AIM »
What follows is a block of records; reproduce all of it verbatim.

==== SUPPLIED RECORDS

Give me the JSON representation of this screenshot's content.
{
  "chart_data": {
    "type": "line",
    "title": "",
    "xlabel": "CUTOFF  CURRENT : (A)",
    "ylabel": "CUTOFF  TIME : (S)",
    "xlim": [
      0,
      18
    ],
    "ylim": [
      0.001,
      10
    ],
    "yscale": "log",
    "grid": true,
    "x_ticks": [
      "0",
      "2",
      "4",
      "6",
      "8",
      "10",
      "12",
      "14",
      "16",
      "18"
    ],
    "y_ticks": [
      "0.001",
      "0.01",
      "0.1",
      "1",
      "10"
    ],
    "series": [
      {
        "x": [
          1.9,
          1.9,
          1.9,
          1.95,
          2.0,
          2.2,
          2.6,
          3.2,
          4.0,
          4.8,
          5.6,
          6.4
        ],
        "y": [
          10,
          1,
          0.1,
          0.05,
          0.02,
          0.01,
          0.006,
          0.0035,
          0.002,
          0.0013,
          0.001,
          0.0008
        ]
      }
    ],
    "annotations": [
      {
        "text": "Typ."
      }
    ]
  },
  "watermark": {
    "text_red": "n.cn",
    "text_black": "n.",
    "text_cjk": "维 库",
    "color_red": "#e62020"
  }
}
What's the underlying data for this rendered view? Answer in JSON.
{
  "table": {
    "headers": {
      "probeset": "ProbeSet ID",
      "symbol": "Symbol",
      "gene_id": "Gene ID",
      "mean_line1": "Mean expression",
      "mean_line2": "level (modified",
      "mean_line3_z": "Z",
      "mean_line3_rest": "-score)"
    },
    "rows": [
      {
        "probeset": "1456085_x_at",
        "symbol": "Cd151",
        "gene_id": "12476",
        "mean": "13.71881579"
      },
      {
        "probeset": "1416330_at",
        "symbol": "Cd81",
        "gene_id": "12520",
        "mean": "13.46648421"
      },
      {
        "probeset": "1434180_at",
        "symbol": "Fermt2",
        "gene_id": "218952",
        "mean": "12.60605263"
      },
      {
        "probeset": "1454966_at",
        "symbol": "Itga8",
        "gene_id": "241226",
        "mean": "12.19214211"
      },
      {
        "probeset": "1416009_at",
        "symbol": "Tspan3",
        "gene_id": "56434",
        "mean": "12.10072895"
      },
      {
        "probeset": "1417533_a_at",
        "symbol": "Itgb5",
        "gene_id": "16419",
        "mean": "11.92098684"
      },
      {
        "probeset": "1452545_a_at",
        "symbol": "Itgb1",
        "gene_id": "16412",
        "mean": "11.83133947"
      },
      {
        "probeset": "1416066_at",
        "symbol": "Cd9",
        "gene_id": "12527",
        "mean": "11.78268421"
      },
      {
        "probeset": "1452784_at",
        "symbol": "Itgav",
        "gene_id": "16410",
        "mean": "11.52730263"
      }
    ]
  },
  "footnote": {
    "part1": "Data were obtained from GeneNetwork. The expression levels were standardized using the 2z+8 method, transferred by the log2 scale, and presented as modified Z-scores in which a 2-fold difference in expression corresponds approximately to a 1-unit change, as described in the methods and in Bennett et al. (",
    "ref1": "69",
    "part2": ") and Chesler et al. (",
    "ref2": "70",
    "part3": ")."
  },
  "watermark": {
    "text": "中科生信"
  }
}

========

ANSWER »
Give me the JSON representation of this screenshot's content.
{
  "chart_data": {
    "type": "line",
    "title": "",
    "xlabel": "CUTOFF  CURRENT : (A)",
    "ylabel": "CUTOFF  TIME : (S)",
    "xlim": [
      0,
      18
    ],
    "ylim": [
      0.001,
      10
    ],
    "yscale": "log",
    "grid": true,
    "x_ticks": [
      "0",
      "2",
      "4",
      "6",
      "8",
      "10",
      "12",
      "14",
      "16",
      "18"
    ],
    "y_ticks": [
      "0.001",
      "0.01",
      "0.1",
      "1",
      "10"
    ],
    "series": [
      {
        "x": [
          1.9,
          1.9,
          1.9,
          1.95,
          2.0,
          2.2,
          2.6,
          3.2,
          4.0,
          4.8,
          5.6,
          6.4
        ],
        "y": [
          10,
          1,
          0.1,
          0.05,
          0.02,
          0.01,
          0.006,
          0.0035,
          0.002,
          0.0013,
          0.001,
          0.0008
        ]
      }
    ],
    "annotations": [
      {
        "text": "Typ."
      }
    ]
  },
  "watermark": {
    "text_red": "n.cn",
    "text_black": "n.",
    "text_cjk": "维 库",
    "color_red": "#e62020"
  }
}
What's the underlying data for this rendered view? Answer in JSON.
{
  "table": {
    "headers": {
      "probeset": "ProbeSet ID",
      "symbol": "Symbol",
      "gene_id": "Gene ID",
      "mean_line1": "Mean expression",
      "mean_line2": "level (modified",
      "mean_line3_z": "Z",
      "mean_line3_rest": "-score)"
    },
    "rows": [
      {
        "probeset": "1456085_x_at",
        "symbol": "Cd151",
        "gene_id": "12476",
        "mean": "13.71881579"
      },
      {
        "probeset": "1416330_at",
        "symbol": "Cd81",
        "gene_id": "12520",
        "mean": "13.46648421"
      },
      {
        "probeset": "1434180_at",
        "symbol": "Fermt2",
        "gene_id": "218952",
        "mean": "12.60605263"
      },
      {
        "probeset": "1454966_at",
        "symbol": "Itga8",
        "gene_id": "241226",
        "mean": "12.19214211"
      },
      {
        "probeset": "1416009_at",
        "symbol": "Tspan3",
        "gene_id": "56434",
        "mean": "12.10072895"
      },
      {
        "probeset": "1417533_a_at",
        "symbol": "Itgb5",
        "gene_id": "16419",
        "mean": "11.92098684"
      },
      {
        "probeset": "1452545_a_at",
        "symbol": "Itgb1",
        "gene_id": "16412",
        "mean": "11.83133947"
      },
      {
        "probeset": "1416066_at",
        "symbol": "Cd9",
        "gene_id": "12527",
        "mean": "11.78268421"
      },
      {
        "probeset": "1452784_at",
        "symbol": "Itgav",
        "gene_id": "16410",
        "mean": "11.52730263"
      }
    ]
  },
  "footnote": {
    "part1": "Data were obtained from GeneNetwork. The expression levels were standardized using the 2z+8 method, transferred by the log2 scale, and presented as modified Z-scores in which a 2-fold difference in expression corresponds approximately to a 1-unit change, as described in the methods and in Bennett et al. (",
    "ref1": "69",
    "part2": ") and Chesler et al. (",
    "ref2": "70",
    "part3": ")."
  },
  "watermark": {
    "text": "中科生信"
  }
}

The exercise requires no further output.